Aim - Restate each of the lines below word for word and drop every picture.
-------- Record list
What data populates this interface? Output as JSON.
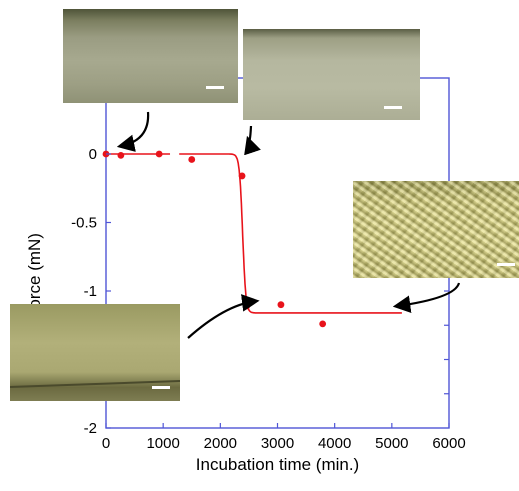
{
  "chart_data": {
    "type": "scatter",
    "xlabel": "Incubation time (min.)",
    "ylabel": "Force (mN)",
    "xlim": [
      0,
      6000
    ],
    "ylim": [
      -2,
      0.25
    ],
    "xticks": [
      "0",
      "1000",
      "2000",
      "3000",
      "4000",
      "5000",
      "6000"
    ],
    "xtick_values": [
      0,
      1000,
      2000,
      3000,
      4000,
      5000,
      6000
    ],
    "yticks": [
      "0",
      "-0.5",
      "-1",
      "-2"
    ],
    "ytick_values": [
      0,
      -0.5,
      -1,
      -2
    ],
    "series": [
      {
        "kind": "points",
        "color": "#e8131b",
        "x": [
          0,
          260,
          930,
          1500,
          2380,
          2460,
          3060,
          3790,
          5190
        ],
        "y": [
          0,
          -0.01,
          0,
          -0.04,
          -0.16,
          -1.11,
          -1.1,
          -1.24,
          -1.11
        ]
      },
      {
        "kind": "fit-curve",
        "color": "#e8131b",
        "segments": [
          {
            "x": [
              0,
              1120
            ],
            "y": [
              0,
              0
            ]
          },
          {
            "x": [
              1280,
              5180
            ],
            "y": [
              0,
              -1.16
            ],
            "midpoint_x": 2390
          }
        ]
      }
    ],
    "annotations": [
      {
        "type": "photo",
        "name": "photo-flat-early",
        "arrow_to": {
          "x": 300,
          "y": 0
        }
      },
      {
        "type": "photo",
        "name": "photo-flat-before-transition",
        "arrow_to": {
          "x": 2490,
          "y": 0
        }
      },
      {
        "type": "photo",
        "name": "photo-wrinkled-late",
        "arrow_to": {
          "x": 5180,
          "y": -1.11
        }
      },
      {
        "type": "photo",
        "name": "photo-after-transition",
        "arrow_to": {
          "x": 2750,
          "y": -1.06
        }
      }
    ],
    "frame_color": "#4f55d6",
    "grid": false
  }
}
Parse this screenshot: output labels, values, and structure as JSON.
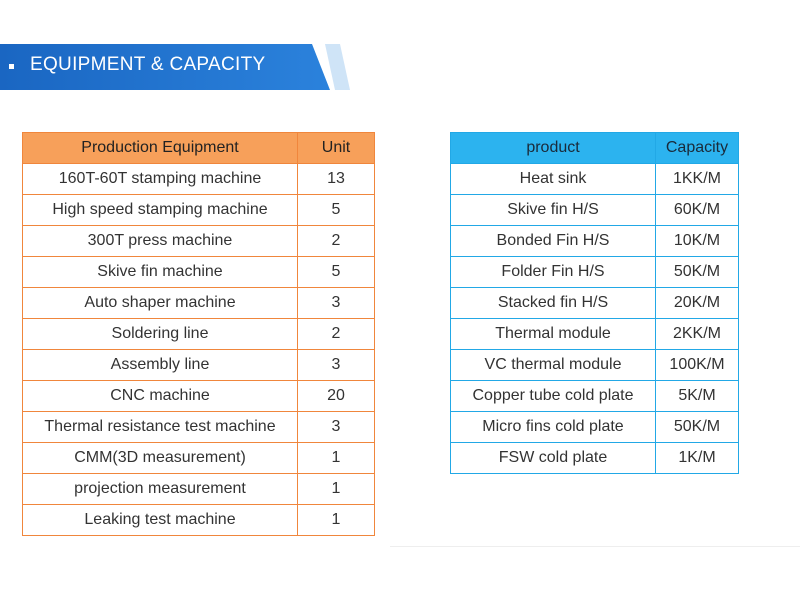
----------------
Reply -
What data populates this interface? Output as JSON.
{
  "chart_data": {
    "type": "scatter",
    "xlabel": "Incubation time (min.)",
    "ylabel": "Force (mN)",
    "xlim": [
      0,
      6000
    ],
    "ylim": [
      -2,
      0.25
    ],
    "xticks": [
      "0",
      "1000",
      "2000",
      "3000",
      "4000",
      "5000",
      "6000"
    ],
    "xtick_values": [
      0,
      1000,
      2000,
      3000,
      4000,
      5000,
      6000
    ],
    "yticks": [
      "0",
      "-0.5",
      "-1",
      "-2"
    ],
    "ytick_values": [
      0,
      -0.5,
      -1,
      -2
    ],
    "series": [
      {
        "kind": "points",
        "color": "#e8131b",
        "x": [
          0,
          260,
          930,
          1500,
          2380,
          2460,
          3060,
          3790,
          5190
        ],
        "y": [
          0,
          -0.01,
          0,
          -0.04,
          -0.16,
          -1.11,
          -1.1,
          -1.24,
          -1.11
        ]
      },
      {
        "kind": "fit-curve",
        "color": "#e8131b",
        "segments": [
          {
            "x": [
              0,
              1120
            ],
            "y": [
              0,
              0
            ]
          },
          {
            "x": [
              1280,
              5180
            ],
            "y": [
              0,
              -1.16
            ],
            "midpoint_x": 2390
          }
        ]
      }
    ],
    "annotations": [
      {
        "type": "photo",
        "name": "photo-flat-early",
        "arrow_to": {
          "x": 300,
          "y": 0
        }
      },
      {
        "type": "photo",
        "name": "photo-flat-before-transition",
        "arrow_to": {
          "x": 2490,
          "y": 0
        }
      },
      {
        "type": "photo",
        "name": "photo-wrinkled-late",
        "arrow_to": {
          "x": 5180,
          "y": -1.11
        }
      },
      {
        "type": "photo",
        "name": "photo-after-transition",
        "arrow_to": {
          "x": 2750,
          "y": -1.06
        }
      }
    ],
    "frame_color": "#4f55d6",
    "grid": false
  }
}
Parse this screenshot: output labels, values, and structure as JSON.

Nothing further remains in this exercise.